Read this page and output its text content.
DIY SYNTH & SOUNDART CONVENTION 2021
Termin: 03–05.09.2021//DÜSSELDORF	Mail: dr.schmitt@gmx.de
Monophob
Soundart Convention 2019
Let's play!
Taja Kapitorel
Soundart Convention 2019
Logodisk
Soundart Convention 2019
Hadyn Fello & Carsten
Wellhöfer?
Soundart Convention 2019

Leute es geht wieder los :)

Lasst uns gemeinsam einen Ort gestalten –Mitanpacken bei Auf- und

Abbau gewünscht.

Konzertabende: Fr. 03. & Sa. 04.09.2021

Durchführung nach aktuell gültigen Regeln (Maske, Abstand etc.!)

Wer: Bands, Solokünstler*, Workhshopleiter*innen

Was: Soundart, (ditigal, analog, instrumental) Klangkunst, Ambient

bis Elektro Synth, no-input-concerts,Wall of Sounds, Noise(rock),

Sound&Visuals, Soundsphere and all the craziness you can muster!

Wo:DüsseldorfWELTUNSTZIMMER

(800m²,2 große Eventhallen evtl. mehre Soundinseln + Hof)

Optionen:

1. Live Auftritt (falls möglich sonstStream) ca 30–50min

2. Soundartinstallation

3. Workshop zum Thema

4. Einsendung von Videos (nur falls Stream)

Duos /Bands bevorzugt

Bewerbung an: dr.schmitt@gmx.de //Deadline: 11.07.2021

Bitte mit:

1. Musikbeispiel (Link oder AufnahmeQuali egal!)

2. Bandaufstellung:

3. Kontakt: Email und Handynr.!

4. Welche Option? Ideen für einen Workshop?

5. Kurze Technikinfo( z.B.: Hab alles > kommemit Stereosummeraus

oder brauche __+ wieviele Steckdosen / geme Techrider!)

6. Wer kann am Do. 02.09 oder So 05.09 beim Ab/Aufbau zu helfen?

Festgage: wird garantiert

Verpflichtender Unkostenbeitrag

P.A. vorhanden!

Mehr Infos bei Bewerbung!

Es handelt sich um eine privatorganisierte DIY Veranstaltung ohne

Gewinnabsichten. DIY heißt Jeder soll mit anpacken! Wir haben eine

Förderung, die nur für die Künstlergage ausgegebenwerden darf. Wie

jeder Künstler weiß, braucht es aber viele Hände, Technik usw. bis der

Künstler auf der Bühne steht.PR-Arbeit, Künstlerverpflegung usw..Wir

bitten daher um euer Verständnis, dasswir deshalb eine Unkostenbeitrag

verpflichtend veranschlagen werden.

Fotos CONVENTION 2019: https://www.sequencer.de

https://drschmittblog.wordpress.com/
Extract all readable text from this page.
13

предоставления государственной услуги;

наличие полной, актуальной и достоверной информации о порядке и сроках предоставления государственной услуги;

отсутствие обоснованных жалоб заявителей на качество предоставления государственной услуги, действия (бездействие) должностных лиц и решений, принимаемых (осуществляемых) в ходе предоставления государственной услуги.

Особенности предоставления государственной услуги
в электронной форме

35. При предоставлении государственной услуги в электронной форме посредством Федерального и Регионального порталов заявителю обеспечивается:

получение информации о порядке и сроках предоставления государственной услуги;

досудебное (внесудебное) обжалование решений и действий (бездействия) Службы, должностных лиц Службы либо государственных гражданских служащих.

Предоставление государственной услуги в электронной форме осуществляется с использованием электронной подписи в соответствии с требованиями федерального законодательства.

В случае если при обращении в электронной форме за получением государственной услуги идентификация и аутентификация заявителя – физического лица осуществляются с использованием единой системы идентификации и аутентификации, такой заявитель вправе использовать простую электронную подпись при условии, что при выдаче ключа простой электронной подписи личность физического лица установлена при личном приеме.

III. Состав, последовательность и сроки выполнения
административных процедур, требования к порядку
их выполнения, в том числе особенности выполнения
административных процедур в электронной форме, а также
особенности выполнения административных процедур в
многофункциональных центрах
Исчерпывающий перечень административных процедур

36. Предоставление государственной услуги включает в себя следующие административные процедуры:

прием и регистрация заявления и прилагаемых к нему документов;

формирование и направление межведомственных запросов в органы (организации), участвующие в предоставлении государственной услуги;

⁂

TASK DIRECTIONS :: Using the data above, return each line exactly as written.

SOLUTION TO THE EXERCISE ::
Read this page and output its text content.
DIY SYNTH & SOUNDART CONVENTION 2021
Termin: 03–05.09.2021//DÜSSELDORF	Mail: dr.schmitt@gmx.de
Monophob
Soundart Convention 2019
Let's play!
Taja Kapitorel
Soundart Convention 2019
Logodisk
Soundart Convention 2019
Hadyn Fello & Carsten
Wellhöfer?
Soundart Convention 2019

Leute es geht wieder los :)

Lasst uns gemeinsam einen Ort gestalten –Mitanpacken bei Auf- und

Abbau gewünscht.

Konzertabende: Fr. 03. & Sa. 04.09.2021

Durchführung nach aktuell gültigen Regeln (Maske, Abstand etc.!)

Wer: Bands, Solokünstler*, Workhshopleiter*innen

Was: Soundart, (ditigal, analog, instrumental) Klangkunst, Ambient

bis Elektro Synth, no-input-concerts,Wall of Sounds, Noise(rock),

Sound&Visuals, Soundsphere and all the craziness you can muster!

Wo:DüsseldorfWELTUNSTZIMMER

(800m²,2 große Eventhallen evtl. mehre Soundinseln + Hof)

Optionen:

1. Live Auftritt (falls möglich sonstStream) ca 30–50min

2. Soundartinstallation

3. Workshop zum Thema

4. Einsendung von Videos (nur falls Stream)

Duos /Bands bevorzugt

Bewerbung an: dr.schmitt@gmx.de //Deadline: 11.07.2021

Bitte mit:

1. Musikbeispiel (Link oder AufnahmeQuali egal!)

2. Bandaufstellung:

3. Kontakt: Email und Handynr.!

4. Welche Option? Ideen für einen Workshop?

5. Kurze Technikinfo( z.B.: Hab alles > kommemit Stereosummeraus

oder brauche __+ wieviele Steckdosen / geme Techrider!)

6. Wer kann am Do. 02.09 oder So 05.09 beim Ab/Aufbau zu helfen?

Festgage: wird garantiert

Verpflichtender Unkostenbeitrag

P.A. vorhanden!

Mehr Infos bei Bewerbung!

Es handelt sich um eine privatorganisierte DIY Veranstaltung ohne

Gewinnabsichten. DIY heißt Jeder soll mit anpacken! Wir haben eine

Förderung, die nur für die Künstlergage ausgegebenwerden darf. Wie

jeder Künstler weiß, braucht es aber viele Hände, Technik usw. bis der

Künstler auf der Bühne steht.PR-Arbeit, Künstlerverpflegung usw..Wir

bitten daher um euer Verständnis, dasswir deshalb eine Unkostenbeitrag

verpflichtend veranschlagen werden.

Fotos CONVENTION 2019: https://www.sequencer.de

https://drschmittblog.wordpress.com/
Extract all readable text from this page.
13

предоставления государственной услуги;

наличие полной, актуальной и достоверной информации о порядке и сроках предоставления государственной услуги;

отсутствие обоснованных жалоб заявителей на качество предоставления государственной услуги, действия (бездействие) должностных лиц и решений, принимаемых (осуществляемых) в ходе предоставления государственной услуги.

Особенности предоставления государственной услуги
в электронной форме

35. При предоставлении государственной услуги в электронной форме посредством Федерального и Регионального порталов заявителю обеспечивается:

получение информации о порядке и сроках предоставления государственной услуги;

досудебное (внесудебное) обжалование решений и действий (бездействия) Службы, должностных лиц Службы либо государственных гражданских служащих.

Предоставление государственной услуги в электронной форме осуществляется с использованием электронной подписи в соответствии с требованиями федерального законодательства.

В случае если при обращении в электронной форме за получением государственной услуги идентификация и аутентификация заявителя – физического лица осуществляются с использованием единой системы идентификации и аутентификации, такой заявитель вправе использовать простую электронную подпись при условии, что при выдаче ключа простой электронной подписи личность физического лица установлена при личном приеме.

III. Состав, последовательность и сроки выполнения
административных процедур, требования к порядку
их выполнения, в том числе особенности выполнения
административных процедур в электронной форме, а также
особенности выполнения административных процедур в
многофункциональных центрах
Исчерпывающий перечень административных процедур

36. Предоставление государственной услуги включает в себя следующие административные процедуры:

прием и регистрация заявления и прилагаемых к нему документов;

формирование и направление межведомственных запросов в органы (организации), участвующие в предоставлении государственной услуги;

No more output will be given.